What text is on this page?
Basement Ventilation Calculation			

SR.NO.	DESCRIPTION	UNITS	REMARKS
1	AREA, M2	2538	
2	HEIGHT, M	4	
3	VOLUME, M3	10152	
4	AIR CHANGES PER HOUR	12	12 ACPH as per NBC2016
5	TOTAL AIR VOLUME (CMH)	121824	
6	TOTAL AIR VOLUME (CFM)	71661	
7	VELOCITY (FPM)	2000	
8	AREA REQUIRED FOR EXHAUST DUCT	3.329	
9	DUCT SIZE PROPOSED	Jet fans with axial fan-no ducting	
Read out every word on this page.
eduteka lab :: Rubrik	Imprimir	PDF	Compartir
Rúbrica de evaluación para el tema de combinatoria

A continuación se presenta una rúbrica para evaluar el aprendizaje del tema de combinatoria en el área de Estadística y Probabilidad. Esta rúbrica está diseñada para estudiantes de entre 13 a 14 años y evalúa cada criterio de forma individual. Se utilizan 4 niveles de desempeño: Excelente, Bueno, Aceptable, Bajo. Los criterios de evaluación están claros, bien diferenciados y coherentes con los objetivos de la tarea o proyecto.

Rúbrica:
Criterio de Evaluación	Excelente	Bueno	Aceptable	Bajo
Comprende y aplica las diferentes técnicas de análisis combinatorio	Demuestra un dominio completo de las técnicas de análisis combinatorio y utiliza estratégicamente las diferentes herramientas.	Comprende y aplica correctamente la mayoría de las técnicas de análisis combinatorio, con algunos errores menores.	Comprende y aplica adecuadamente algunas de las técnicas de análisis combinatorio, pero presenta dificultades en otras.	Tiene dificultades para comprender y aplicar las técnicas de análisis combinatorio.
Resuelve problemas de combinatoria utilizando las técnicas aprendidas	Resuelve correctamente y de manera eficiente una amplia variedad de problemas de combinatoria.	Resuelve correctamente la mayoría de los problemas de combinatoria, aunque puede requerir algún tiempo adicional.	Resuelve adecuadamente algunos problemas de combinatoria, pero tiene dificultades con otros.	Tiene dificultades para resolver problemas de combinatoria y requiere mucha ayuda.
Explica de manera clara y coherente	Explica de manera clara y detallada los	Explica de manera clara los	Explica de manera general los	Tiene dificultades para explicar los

⁂

Requirement: Find the string "presenta" in the entries above and return each line that holds it.

Full answer:
A continuación se presenta una rúbrica para evaluar el aprendizaje del tema de combinatoria en el área de Estadística y Probabilidad. Esta rúbrica está diseñada para estudiantes de entre 13 a 14 años y evalúa cada criterio de forma individual. Se utilizan 4 niveles de desempeño: Excelente, Bueno, Aceptable, Bajo. Los criterios de evaluación están claros, bien diferenciados y coherentes con los objetivos de la tarea o proyecto.
Comprende y aplica las diferentes técnicas de análisis combinatorio	Demuestra un dominio completo de las técnicas de análisis combinatorio y utiliza estratégicamente las diferentes herramientas.	Comprende y aplica correctamente la mayoría de las técnicas de análisis combinatorio, con algunos errores menores.	Comprende y aplica adecuadamente algunas de las técnicas de análisis combinatorio, pero presenta dificultades en otras.	Tiene dificultades para comprender y aplicar las técnicas de análisis combinatorio.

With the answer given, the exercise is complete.